Rows from a dataset
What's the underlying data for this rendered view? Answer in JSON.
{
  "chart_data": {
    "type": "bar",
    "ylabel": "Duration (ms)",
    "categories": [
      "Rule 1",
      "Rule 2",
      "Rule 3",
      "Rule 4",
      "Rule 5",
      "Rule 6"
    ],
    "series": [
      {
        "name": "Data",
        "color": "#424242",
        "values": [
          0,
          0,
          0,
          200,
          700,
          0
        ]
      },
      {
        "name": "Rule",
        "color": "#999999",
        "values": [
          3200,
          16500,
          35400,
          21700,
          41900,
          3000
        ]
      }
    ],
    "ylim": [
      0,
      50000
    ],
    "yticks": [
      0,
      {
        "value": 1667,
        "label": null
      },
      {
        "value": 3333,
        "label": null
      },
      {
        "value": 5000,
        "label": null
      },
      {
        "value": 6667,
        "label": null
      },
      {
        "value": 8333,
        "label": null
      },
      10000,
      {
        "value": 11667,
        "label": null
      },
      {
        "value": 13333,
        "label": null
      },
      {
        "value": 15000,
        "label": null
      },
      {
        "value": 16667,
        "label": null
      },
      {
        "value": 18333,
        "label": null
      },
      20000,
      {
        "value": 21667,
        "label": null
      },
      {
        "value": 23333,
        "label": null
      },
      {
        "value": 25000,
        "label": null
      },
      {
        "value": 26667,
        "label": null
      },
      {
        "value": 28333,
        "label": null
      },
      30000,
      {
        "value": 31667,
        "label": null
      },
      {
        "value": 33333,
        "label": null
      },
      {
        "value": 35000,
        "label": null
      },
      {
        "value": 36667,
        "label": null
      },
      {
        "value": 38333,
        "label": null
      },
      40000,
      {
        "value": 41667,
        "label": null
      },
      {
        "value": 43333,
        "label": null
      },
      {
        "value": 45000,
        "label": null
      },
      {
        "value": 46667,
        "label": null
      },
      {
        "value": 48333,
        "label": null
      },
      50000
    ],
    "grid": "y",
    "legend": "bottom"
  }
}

** TASK REQUIREMENTS **
Give the number of lines in the entries that hold the word "Rule", and nothing else.

** ANSWER TO THE TASK **
7